▶ [AIM]: Copy out all lines in the data below containing the string "Manhole".

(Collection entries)

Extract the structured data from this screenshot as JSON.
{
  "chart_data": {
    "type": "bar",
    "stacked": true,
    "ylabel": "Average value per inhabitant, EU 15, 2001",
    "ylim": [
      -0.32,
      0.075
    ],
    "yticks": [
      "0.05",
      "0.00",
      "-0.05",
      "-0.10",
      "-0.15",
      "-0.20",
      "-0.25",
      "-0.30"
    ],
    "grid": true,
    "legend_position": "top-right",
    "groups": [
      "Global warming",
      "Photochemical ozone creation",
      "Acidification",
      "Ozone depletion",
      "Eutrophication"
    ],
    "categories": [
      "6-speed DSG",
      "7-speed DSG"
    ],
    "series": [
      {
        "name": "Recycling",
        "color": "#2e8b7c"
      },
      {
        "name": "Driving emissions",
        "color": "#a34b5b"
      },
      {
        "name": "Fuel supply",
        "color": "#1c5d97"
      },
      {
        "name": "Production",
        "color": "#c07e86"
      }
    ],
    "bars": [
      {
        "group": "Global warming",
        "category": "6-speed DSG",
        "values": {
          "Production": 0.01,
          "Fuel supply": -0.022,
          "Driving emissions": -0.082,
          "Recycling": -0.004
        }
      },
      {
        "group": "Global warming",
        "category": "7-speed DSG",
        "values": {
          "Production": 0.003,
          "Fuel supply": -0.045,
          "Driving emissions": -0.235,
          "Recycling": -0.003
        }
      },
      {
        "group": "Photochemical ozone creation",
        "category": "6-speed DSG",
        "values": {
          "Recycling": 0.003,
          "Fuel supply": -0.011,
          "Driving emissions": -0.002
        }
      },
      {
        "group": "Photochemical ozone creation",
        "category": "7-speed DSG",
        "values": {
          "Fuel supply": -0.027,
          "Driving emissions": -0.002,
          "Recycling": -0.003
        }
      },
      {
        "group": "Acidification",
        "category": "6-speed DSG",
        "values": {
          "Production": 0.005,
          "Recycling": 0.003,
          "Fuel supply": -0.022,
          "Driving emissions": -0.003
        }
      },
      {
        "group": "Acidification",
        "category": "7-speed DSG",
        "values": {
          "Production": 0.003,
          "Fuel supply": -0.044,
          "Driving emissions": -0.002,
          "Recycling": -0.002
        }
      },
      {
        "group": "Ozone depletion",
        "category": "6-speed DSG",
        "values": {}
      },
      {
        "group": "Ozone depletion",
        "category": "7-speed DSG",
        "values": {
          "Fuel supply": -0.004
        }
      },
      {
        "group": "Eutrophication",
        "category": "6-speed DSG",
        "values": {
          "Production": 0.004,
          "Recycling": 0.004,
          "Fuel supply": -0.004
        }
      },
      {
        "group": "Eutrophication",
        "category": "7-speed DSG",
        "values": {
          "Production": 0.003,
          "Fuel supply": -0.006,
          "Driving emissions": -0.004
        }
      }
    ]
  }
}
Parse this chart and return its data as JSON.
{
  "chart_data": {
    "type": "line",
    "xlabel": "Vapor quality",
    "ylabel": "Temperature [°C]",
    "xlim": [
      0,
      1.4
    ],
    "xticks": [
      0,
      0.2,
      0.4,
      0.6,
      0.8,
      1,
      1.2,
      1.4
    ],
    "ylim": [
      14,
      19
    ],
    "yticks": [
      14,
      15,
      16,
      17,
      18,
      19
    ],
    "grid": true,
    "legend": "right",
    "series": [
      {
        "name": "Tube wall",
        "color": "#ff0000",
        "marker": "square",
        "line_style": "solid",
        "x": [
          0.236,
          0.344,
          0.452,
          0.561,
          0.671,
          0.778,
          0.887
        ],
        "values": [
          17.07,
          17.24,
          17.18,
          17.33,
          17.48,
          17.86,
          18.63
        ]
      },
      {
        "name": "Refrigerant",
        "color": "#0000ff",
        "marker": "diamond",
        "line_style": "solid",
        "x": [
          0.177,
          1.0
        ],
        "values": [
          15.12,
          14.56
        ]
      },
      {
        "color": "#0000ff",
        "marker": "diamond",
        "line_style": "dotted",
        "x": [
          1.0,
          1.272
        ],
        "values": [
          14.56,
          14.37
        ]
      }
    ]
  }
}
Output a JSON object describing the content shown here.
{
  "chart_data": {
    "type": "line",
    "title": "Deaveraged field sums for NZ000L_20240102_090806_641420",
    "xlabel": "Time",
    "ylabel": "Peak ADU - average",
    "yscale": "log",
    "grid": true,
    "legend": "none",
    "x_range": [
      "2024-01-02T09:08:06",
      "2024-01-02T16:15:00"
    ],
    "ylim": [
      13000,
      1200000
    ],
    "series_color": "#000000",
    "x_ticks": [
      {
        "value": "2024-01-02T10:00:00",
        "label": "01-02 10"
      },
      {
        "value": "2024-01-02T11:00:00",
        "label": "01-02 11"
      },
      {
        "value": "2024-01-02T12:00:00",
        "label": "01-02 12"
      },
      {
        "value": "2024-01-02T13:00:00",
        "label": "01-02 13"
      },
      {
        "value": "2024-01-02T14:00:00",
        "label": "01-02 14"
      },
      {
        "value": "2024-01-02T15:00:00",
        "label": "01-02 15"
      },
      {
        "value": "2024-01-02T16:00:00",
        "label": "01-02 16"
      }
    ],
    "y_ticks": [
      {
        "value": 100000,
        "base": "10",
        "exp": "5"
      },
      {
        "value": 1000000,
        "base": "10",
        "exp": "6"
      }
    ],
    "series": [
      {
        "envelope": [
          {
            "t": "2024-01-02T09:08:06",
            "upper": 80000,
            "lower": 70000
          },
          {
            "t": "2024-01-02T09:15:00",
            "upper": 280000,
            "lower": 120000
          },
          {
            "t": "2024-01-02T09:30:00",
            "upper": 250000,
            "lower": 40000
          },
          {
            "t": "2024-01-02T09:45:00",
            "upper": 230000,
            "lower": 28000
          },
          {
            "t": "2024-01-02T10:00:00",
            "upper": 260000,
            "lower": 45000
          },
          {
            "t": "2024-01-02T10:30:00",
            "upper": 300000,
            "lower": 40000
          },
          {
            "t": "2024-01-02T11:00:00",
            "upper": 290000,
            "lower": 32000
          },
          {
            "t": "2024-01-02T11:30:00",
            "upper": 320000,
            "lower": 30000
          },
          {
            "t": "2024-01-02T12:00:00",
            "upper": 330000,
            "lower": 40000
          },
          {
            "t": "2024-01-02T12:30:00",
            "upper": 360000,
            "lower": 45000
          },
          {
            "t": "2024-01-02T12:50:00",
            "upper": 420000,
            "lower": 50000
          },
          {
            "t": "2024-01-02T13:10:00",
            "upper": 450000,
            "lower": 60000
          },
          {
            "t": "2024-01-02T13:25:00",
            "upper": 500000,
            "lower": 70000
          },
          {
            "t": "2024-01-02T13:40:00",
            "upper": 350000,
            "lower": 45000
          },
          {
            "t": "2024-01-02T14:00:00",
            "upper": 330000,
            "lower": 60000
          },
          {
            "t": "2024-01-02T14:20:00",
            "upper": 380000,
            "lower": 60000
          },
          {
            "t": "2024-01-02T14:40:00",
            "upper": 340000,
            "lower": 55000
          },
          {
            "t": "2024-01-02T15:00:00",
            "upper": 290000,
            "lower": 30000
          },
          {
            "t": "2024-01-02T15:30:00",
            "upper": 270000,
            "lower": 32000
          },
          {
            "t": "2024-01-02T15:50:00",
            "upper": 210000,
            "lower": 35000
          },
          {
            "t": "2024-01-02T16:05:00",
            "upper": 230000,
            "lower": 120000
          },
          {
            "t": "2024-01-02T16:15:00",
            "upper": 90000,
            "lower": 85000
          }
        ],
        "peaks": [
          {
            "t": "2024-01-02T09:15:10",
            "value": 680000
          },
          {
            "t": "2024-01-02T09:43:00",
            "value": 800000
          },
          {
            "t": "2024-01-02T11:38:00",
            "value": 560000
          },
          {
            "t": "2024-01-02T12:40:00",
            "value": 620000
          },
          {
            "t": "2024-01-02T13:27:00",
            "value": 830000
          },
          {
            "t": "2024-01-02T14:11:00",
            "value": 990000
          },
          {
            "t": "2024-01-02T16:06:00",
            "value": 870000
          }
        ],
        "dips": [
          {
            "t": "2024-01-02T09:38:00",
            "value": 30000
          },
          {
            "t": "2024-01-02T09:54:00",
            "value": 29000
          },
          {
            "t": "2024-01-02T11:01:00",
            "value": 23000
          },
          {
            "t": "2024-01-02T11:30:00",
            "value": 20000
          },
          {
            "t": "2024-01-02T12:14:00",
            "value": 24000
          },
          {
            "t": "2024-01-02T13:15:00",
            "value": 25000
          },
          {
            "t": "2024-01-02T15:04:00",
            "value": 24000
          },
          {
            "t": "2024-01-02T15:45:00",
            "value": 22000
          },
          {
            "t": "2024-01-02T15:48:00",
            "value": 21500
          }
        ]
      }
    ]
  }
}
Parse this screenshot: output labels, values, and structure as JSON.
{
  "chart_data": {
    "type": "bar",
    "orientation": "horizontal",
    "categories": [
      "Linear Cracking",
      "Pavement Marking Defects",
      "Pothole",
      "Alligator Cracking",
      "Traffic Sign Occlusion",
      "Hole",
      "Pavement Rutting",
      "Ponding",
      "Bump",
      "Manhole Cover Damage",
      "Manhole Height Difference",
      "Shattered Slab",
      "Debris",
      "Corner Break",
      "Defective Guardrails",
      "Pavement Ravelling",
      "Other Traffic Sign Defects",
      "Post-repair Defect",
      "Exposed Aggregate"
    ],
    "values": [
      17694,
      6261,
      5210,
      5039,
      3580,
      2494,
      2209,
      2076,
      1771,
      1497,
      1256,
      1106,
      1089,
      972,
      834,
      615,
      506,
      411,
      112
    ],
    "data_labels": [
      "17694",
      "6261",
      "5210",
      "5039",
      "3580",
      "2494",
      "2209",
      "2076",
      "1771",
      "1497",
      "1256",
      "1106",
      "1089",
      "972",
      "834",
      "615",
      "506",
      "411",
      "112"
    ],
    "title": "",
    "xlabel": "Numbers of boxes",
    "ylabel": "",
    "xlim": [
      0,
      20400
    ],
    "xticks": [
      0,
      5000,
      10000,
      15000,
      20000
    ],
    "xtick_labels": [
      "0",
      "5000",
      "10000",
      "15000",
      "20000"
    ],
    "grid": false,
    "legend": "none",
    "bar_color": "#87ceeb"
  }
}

▶ [SOLUTION FOR THIS TASK]:
      "Manhole Cover Damage",
      "Manhole Height Difference",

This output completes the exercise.